Required work:
a. According to the parent letters below, where can parents find the truth about a student's homework?
b. Rewrite the stretch of the parent letters below from "Ok, so they" through "letter 20 2013)", switching "laptop" to "tablet".

Excerpt to read:
····················

I am glad my son took AP world.  He got the college experience and I think he learned more by falling and having to pick himself up.  He didn’t quit and stuck with it.  Now will he get a 3 on the test?  I don't know.  He did get his grade up to a C. At the end he did realize the tools were there for him to succeed he just didn’t use them and I am hoping he will not make that mistake again.  I think it was good to learn this lesson in High School instead of away from home at a college campus where there is so much more to distract you. (Parent letter 9)

 

Ok, so they can read but my son needed to learn that reading for content, detail, concepts and chronology is quite different from reading your favorite Harry Potter novel.   I hope he’s learned that you have to study where it’s quiet and where there’s no cell phone and there’s no laptop to be Face-booking or You-tubing on.  The importance of how to study and how much to study will become apparent.  It’s better that your student realizes this now well before their freshman year of college. (Parent letter 7)

 

How can a parent help their student?

You will see a difference in your child this year. And so will he. He will be ready for college. He will be ready for anything. Respect him for taking this class. It’s hard. It’s also very rewarding. And most of all, don’t ever forget to tell him how proud you are of him. (Parent letter 20 2013)

It is amazing at how many things a student can be involved in outside of school these days as well as the constant social distractions that is now part of their culture. If things aren’t going well early, you may need to monitor your student a little more closely until they are back on track or ask for them to get extra help after school. (Parent letter 24 2013)

 

Most important, if your student tells you he/she does not have homework that night --DON’T BELIEVE THEM. The truth can be found on the Parent Portal and on the AP link from Mr. Clarke that will be emailed to you. There are readings, online assignments, essays, and so forth. And even on vacations, students should be reviewing an hour a day to keep facts fresh in their minds. (Parent letter 16 2013)
 
I would advise you to communicate and check in with your kid early on and often.  Mr. Clarke was always there for her if she went in for extra help or questions.  He was also there for me when I needed some direction.  He welcomes and even answers his e-mails. (Parent letter 15 2013)
 
Try to create a nice after school study area, plenty of fluids, a snack so the child isn’t hungry but not too much to cause the child to get tired with no TV for fewer distractions, music could be helpful depending on the music and child. Encourage group study get togethers. (Parent letter 7 2013)
 
I am a seasoned parent of two AP World students. One who did extremely well and one who did okay. Both are above average students, so their achievements in AP World were entirely based on their individual personalities. . . . Reviewing was critical for the child who did extremely well. They found that going back on a regular basis to review was a key to their success. Looking at prior tests in the Learning Center also seemed to be critical to their improvement.
(Parent letter 6 2013)
 
Try to create a nice after school study area, plenty of fluids, a snack so the child isn’t hungry but not too much to cause the child to get tired with no TV for fewer distractions, music could be helpful depending on the music and child. Encourage group study get togethers. (Parent letter 7 2013)
 

The most important part of all of this is not to give up or let your student give up.   The challenge will make them a better person and student and prepare them for future AP classes and college.

(Parent letter 1 2013)

 

AP classes are about more than just college credit. They also encourage study habits that will stick for a lifetime! No one promises that this will be easy for either you or your child, but it is worth it in the long run! (Parent letter 3, 2013)

····················

Dataset excerpt:
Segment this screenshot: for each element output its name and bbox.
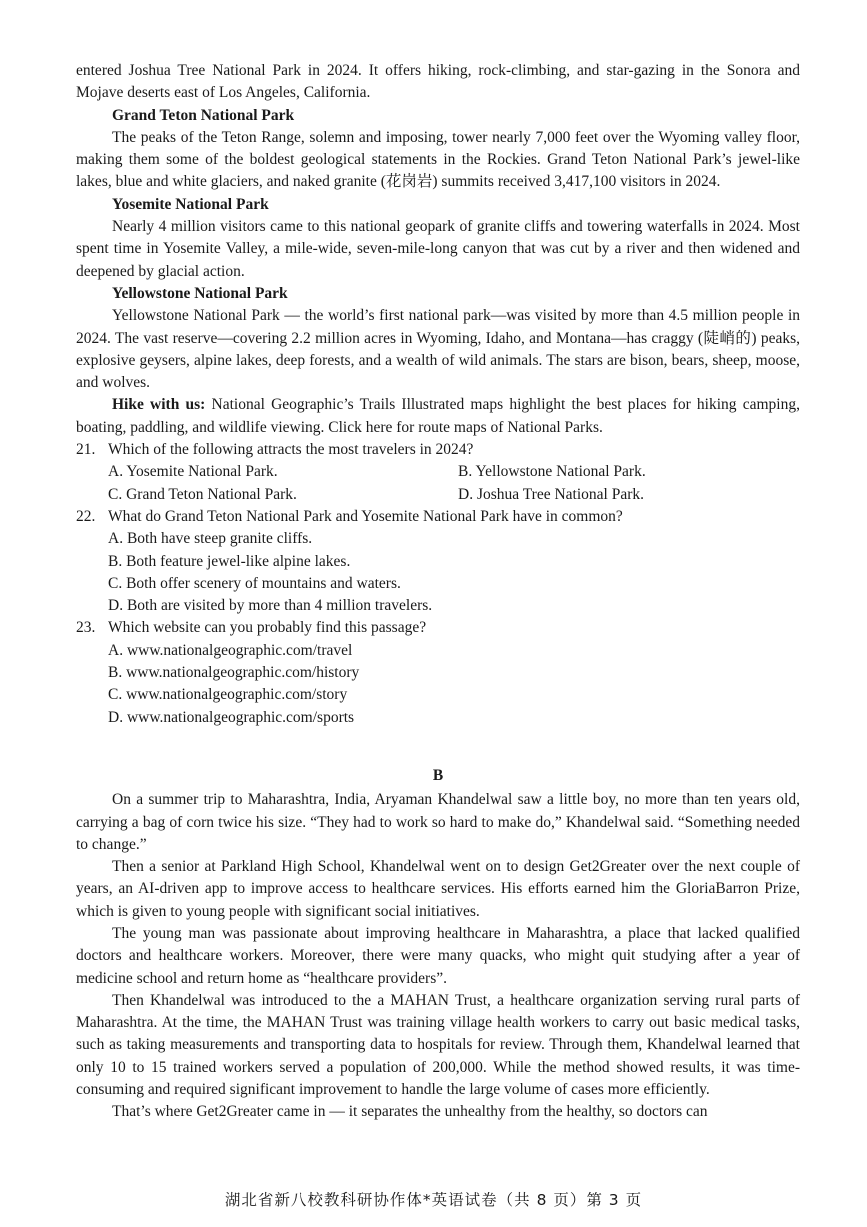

····················

Final results:
a. On the Parent Portal and on the AP link from Mr. Clarke that will be emailed to them.

b.
Ok, so they can read but my son needed to learn that reading for content, detail, concepts and chronology is quite different from reading your favorite Harry Potter novel.   I hope he’s learned that you have to study where it’s quiet and where there’s no cell phone and there’s no tablet to be Face-booking or You-tubing on.  The importance of how to study and how much to study will become apparent.  It’s better that your student realizes this now well before their freshman year of college. (Parent letter 7)

 

How can a parent help their student?

You will see a difference in your child this year. And so will he. He will be ready for college. He will be ready for anything. Respect him for taking this class. It’s hard. It’s also very rewarding. And most of all, don’t ever forget to tell him how proud you are of him. (Parent letter 20 2013)